- **To do**:
Every entry that follows needs to be repeated exactly.

- **Task inputs**:

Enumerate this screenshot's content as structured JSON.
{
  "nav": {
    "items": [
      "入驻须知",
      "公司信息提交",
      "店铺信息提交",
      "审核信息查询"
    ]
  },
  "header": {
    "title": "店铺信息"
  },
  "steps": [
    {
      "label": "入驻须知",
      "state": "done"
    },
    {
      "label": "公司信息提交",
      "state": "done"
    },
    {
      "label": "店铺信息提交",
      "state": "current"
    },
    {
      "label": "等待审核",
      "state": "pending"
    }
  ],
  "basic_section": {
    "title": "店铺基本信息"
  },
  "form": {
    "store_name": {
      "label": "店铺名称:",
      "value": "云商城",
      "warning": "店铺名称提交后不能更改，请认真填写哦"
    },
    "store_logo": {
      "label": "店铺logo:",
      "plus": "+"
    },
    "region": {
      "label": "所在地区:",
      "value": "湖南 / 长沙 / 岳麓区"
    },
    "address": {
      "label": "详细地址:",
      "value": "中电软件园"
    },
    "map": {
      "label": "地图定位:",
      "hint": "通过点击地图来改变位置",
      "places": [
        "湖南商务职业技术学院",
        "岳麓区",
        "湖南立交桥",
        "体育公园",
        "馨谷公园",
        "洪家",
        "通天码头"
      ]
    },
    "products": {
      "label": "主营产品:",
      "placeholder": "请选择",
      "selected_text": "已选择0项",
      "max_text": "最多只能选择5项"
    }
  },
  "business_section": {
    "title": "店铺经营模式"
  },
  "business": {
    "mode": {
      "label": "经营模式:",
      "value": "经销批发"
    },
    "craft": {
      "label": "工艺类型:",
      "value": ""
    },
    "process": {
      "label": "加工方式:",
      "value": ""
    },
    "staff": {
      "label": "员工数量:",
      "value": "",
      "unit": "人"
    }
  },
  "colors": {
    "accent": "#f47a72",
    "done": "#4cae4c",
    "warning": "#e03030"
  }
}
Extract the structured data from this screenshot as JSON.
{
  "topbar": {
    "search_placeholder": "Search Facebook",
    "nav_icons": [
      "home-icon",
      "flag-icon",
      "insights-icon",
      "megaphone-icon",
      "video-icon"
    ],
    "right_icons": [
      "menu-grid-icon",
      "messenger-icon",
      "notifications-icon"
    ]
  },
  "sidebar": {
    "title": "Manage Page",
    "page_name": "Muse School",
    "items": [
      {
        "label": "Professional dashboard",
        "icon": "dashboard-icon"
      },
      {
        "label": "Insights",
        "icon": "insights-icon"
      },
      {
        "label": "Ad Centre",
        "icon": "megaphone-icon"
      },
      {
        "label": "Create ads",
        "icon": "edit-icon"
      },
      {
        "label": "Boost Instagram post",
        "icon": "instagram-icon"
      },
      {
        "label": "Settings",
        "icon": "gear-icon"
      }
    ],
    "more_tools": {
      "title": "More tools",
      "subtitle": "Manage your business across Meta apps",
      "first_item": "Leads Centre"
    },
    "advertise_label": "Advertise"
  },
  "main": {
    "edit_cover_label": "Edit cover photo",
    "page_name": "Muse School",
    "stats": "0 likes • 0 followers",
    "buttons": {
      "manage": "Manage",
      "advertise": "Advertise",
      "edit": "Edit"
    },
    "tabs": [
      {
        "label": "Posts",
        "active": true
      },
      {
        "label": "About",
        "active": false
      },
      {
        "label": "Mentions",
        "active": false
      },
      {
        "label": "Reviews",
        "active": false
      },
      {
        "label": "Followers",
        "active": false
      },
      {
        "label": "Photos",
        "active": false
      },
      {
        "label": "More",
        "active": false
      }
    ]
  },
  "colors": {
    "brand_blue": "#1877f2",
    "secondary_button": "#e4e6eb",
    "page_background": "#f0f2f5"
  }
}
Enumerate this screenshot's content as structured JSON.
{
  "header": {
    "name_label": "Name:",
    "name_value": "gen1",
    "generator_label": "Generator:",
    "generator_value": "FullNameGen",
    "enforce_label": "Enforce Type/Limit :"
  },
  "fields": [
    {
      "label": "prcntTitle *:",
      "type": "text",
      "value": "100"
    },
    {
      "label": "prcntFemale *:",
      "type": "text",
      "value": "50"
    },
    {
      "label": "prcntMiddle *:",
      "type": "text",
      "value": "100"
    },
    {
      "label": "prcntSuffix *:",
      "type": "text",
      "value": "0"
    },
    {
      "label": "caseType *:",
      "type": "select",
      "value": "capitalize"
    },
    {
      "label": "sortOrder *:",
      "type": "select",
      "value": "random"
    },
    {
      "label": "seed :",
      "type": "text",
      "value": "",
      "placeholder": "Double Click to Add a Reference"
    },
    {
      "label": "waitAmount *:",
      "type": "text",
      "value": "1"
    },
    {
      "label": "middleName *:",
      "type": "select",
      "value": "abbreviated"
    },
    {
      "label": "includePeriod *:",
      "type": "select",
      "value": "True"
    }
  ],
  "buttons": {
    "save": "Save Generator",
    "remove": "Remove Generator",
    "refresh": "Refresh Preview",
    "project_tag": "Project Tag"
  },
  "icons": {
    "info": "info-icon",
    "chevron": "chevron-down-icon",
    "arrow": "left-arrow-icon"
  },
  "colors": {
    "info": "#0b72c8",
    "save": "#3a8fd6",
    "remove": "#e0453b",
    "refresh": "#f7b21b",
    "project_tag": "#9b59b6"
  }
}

- **Result for this task**:
Enumerate this screenshot's content as structured JSON.
{
  "nav": {
    "items": [
      "入驻须知",
      "公司信息提交",
      "店铺信息提交",
      "审核信息查询"
    ]
  },
  "header": {
    "title": "店铺信息"
  },
  "steps": [
    {
      "label": "入驻须知",
      "state": "done"
    },
    {
      "label": "公司信息提交",
      "state": "done"
    },
    {
      "label": "店铺信息提交",
      "state": "current"
    },
    {
      "label": "等待审核",
      "state": "pending"
    }
  ],
  "basic_section": {
    "title": "店铺基本信息"
  },
  "form": {
    "store_name": {
      "label": "店铺名称:",
      "value": "云商城",
      "warning": "店铺名称提交后不能更改，请认真填写哦"
    },
    "store_logo": {
      "label": "店铺logo:",
      "plus": "+"
    },
    "region": {
      "label": "所在地区:",
      "value": "湖南 / 长沙 / 岳麓区"
    },
    "address": {
      "label": "详细地址:",
      "value": "中电软件园"
    },
    "map": {
      "label": "地图定位:",
      "hint": "通过点击地图来改变位置",
      "places": [
        "湖南商务职业技术学院",
        "岳麓区",
        "湖南立交桥",
        "体育公园",
        "馨谷公园",
        "洪家",
        "通天码头"
      ]
    },
    "products": {
      "label": "主营产品:",
      "placeholder": "请选择",
      "selected_text": "已选择0项",
      "max_text": "最多只能选择5项"
    }
  },
  "business_section": {
    "title": "店铺经营模式"
  },
  "business": {
    "mode": {
      "label": "经营模式:",
      "value": "经销批发"
    },
    "craft": {
      "label": "工艺类型:",
      "value": ""
    },
    "process": {
      "label": "加工方式:",
      "value": ""
    },
    "staff": {
      "label": "员工数量:",
      "value": "",
      "unit": "人"
    }
  },
  "colors": {
    "accent": "#f47a72",
    "done": "#4cae4c",
    "warning": "#e03030"
  }
}
Extract the structured data from this screenshot as JSON.
{
  "topbar": {
    "search_placeholder": "Search Facebook",
    "nav_icons": [
      "home-icon",
      "flag-icon",
      "insights-icon",
      "megaphone-icon",
      "video-icon"
    ],
    "right_icons": [
      "menu-grid-icon",
      "messenger-icon",
      "notifications-icon"
    ]
  },
  "sidebar": {
    "title": "Manage Page",
    "page_name": "Muse School",
    "items": [
      {
        "label": "Professional dashboard",
        "icon": "dashboard-icon"
      },
      {
        "label": "Insights",
        "icon": "insights-icon"
      },
      {
        "label": "Ad Centre",
        "icon": "megaphone-icon"
      },
      {
        "label": "Create ads",
        "icon": "edit-icon"
      },
      {
        "label": "Boost Instagram post",
        "icon": "instagram-icon"
      },
      {
        "label": "Settings",
        "icon": "gear-icon"
      }
    ],
    "more_tools": {
      "title": "More tools",
      "subtitle": "Manage your business across Meta apps",
      "first_item": "Leads Centre"
    },
    "advertise_label": "Advertise"
  },
  "main": {
    "edit_cover_label": "Edit cover photo",
    "page_name": "Muse School",
    "stats": "0 likes • 0 followers",
    "buttons": {
      "manage": "Manage",
      "advertise": "Advertise",
      "edit": "Edit"
    },
    "tabs": [
      {
        "label": "Posts",
        "active": true
      },
      {
        "label": "About",
        "active": false
      },
      {
        "label": "Mentions",
        "active": false
      },
      {
        "label": "Reviews",
        "active": false
      },
      {
        "label": "Followers",
        "active": false
      },
      {
        "label": "Photos",
        "active": false
      },
      {
        "label": "More",
        "active": false
      }
    ]
  },
  "colors": {
    "brand_blue": "#1877f2",
    "secondary_button": "#e4e6eb",
    "page_background": "#f0f2f5"
  }
}
Enumerate this screenshot's content as structured JSON.
{
  "header": {
    "name_label": "Name:",
    "name_value": "gen1",
    "generator_label": "Generator:",
    "generator_value": "FullNameGen",
    "enforce_label": "Enforce Type/Limit :"
  },
  "fields": [
    {
      "label": "prcntTitle *:",
      "type": "text",
      "value": "100"
    },
    {
      "label": "prcntFemale *:",
      "type": "text",
      "value": "50"
    },
    {
      "label": "prcntMiddle *:",
      "type": "text",
      "value": "100"
    },
    {
      "label": "prcntSuffix *:",
      "type": "text",
      "value": "0"
    },
    {
      "label": "caseType *:",
      "type": "select",
      "value": "capitalize"
    },
    {
      "label": "sortOrder *:",
      "type": "select",
      "value": "random"
    },
    {
      "label": "seed :",
      "type": "text",
      "value": "",
      "placeholder": "Double Click to Add a Reference"
    },
    {
      "label": "waitAmount *:",
      "type": "text",
      "value": "1"
    },
    {
      "label": "middleName *:",
      "type": "select",
      "value": "abbreviated"
    },
    {
      "label": "includePeriod *:",
      "type": "select",
      "value": "True"
    }
  ],
  "buttons": {
    "save": "Save Generator",
    "remove": "Remove Generator",
    "refresh": "Refresh Preview",
    "project_tag": "Project Tag"
  },
  "icons": {
    "info": "info-icon",
    "chevron": "chevron-down-icon",
    "arrow": "left-arrow-icon"
  },
  "colors": {
    "info": "#0b72c8",
    "save": "#3a8fd6",
    "remove": "#e0453b",
    "refresh": "#f7b21b",
    "project_tag": "#9b59b6"
  }
}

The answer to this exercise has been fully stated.